Count lines with the string "menuing" in them. State the number alone.

### GIVEN DATA
>> BEGIN

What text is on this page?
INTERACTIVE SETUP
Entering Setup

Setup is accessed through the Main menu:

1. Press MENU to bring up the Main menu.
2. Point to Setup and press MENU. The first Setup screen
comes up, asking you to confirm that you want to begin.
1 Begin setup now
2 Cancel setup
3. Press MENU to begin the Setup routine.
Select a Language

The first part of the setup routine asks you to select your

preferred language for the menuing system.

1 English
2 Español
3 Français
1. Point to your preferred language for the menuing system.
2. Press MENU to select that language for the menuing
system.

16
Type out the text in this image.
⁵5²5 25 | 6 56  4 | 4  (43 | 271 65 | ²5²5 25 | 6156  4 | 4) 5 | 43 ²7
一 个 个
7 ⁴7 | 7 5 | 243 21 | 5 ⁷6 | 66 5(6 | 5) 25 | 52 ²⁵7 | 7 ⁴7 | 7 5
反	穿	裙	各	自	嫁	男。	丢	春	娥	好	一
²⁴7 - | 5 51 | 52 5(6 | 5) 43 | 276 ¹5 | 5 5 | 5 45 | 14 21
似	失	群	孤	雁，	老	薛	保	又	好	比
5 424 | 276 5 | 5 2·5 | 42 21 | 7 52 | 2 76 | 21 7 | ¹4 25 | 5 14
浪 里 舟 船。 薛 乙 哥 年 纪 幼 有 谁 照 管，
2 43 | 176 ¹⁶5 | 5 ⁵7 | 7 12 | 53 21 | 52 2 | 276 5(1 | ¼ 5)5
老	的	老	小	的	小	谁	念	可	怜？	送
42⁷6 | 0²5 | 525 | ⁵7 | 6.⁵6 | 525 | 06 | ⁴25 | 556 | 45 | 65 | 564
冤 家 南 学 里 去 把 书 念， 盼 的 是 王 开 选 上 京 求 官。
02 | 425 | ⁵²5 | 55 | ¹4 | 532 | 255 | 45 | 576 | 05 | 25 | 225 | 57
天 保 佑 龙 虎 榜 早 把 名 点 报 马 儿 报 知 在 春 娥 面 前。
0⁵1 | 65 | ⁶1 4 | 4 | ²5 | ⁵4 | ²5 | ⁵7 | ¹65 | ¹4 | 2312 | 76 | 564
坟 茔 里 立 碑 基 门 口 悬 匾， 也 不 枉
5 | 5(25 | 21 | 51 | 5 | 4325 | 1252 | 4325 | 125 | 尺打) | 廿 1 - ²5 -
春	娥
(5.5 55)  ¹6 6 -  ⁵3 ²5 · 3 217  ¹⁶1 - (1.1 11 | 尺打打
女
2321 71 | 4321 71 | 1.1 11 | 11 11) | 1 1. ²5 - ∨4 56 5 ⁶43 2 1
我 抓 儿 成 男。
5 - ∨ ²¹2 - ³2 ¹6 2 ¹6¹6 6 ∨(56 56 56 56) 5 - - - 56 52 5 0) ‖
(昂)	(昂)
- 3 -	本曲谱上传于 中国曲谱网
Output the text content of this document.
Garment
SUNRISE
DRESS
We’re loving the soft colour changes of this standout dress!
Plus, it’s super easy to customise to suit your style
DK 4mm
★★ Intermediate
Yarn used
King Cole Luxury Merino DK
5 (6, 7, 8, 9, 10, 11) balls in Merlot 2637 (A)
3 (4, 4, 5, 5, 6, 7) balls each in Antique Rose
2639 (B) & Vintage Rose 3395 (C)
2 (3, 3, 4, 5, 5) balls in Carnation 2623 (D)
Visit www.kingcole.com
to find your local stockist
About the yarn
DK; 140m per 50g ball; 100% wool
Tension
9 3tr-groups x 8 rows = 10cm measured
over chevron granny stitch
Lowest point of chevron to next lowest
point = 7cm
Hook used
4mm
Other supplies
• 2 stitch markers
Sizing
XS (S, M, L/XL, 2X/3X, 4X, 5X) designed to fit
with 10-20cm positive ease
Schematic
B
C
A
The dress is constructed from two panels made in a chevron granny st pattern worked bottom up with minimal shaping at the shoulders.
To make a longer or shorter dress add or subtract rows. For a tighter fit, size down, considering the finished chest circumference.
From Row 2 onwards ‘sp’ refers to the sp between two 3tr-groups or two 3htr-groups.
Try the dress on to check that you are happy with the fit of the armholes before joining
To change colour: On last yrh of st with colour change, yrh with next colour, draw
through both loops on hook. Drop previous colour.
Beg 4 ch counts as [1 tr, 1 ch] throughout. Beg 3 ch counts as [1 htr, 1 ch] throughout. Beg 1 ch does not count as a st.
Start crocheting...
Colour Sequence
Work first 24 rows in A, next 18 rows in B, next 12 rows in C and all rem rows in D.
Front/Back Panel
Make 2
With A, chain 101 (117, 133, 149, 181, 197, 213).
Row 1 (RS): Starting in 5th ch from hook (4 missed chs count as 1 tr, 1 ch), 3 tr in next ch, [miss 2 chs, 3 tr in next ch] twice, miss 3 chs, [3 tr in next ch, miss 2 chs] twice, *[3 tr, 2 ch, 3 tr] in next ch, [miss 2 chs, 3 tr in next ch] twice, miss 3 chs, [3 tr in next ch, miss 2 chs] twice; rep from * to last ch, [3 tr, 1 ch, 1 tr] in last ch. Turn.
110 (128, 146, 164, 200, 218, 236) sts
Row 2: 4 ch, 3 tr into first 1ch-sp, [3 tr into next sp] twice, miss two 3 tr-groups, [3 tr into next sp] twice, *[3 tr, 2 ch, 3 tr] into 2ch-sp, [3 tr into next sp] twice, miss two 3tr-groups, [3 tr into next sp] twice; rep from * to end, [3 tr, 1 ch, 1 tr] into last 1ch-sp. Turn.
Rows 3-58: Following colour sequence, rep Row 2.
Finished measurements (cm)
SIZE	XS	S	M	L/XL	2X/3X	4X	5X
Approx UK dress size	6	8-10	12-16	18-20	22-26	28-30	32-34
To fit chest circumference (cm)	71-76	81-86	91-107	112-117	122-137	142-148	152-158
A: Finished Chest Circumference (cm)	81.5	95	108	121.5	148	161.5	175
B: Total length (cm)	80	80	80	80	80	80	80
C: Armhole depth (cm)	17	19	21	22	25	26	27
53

>> END

### SOLVED PROBLEM
3